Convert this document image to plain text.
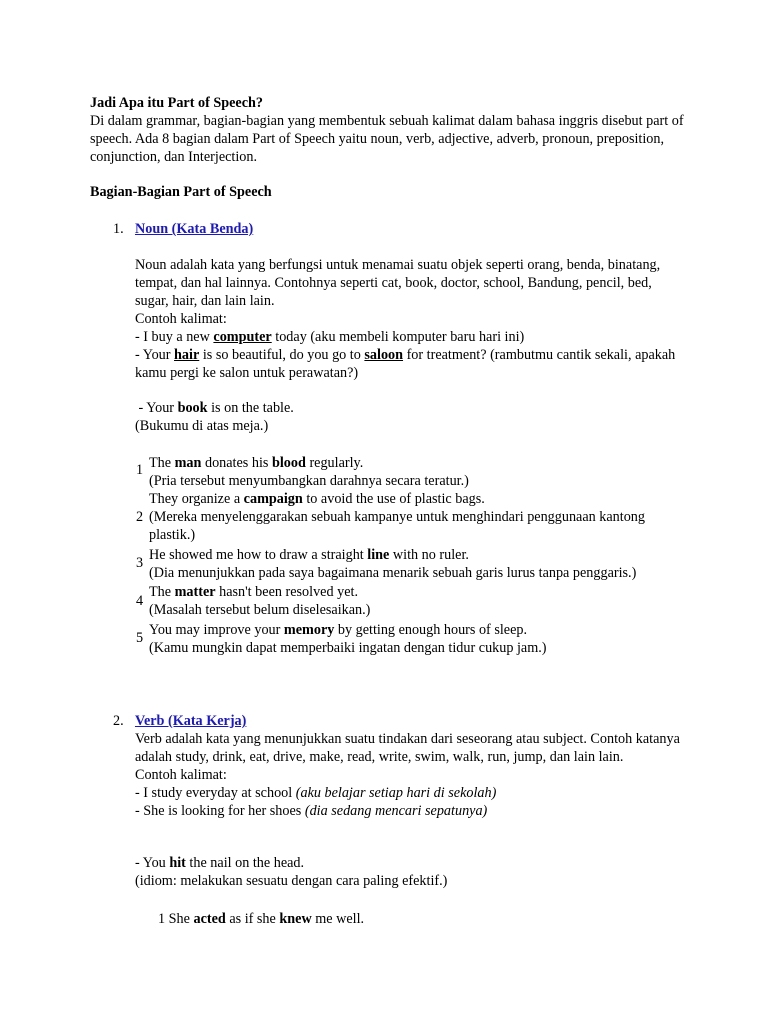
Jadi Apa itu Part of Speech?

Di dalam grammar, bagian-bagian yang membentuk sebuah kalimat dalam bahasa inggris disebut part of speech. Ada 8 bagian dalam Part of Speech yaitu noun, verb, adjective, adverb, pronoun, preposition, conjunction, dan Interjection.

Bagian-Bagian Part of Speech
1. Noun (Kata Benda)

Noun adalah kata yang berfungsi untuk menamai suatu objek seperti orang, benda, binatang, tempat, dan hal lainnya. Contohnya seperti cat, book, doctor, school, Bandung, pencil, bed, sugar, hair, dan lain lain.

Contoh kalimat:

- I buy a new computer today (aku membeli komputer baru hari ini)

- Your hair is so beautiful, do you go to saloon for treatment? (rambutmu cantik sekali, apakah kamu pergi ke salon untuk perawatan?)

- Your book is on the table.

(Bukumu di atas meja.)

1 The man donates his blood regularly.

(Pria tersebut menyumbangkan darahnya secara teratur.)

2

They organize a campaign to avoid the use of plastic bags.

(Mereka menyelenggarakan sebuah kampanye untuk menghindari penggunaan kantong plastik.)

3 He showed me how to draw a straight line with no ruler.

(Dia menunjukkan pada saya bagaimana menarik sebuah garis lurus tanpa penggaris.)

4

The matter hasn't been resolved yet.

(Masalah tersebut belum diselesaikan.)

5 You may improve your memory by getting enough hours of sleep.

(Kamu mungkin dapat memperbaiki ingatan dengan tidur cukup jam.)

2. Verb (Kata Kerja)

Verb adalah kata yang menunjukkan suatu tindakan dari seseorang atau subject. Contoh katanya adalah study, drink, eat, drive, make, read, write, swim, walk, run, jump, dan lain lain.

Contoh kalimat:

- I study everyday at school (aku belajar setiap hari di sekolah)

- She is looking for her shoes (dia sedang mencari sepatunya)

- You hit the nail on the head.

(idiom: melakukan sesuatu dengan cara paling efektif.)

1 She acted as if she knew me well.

(What is required): Every line that holds the string "school" should be returned.

(Task result):
Noun adalah kata yang berfungsi untuk menamai suatu objek seperti orang, benda, binatang, tempat, dan hal lainnya. Contohnya seperti cat, book, doctor, school, Bandung, pencil, bed, sugar, hair, dan lain lain.
- I study everyday at school (aku belajar setiap hari di sekolah)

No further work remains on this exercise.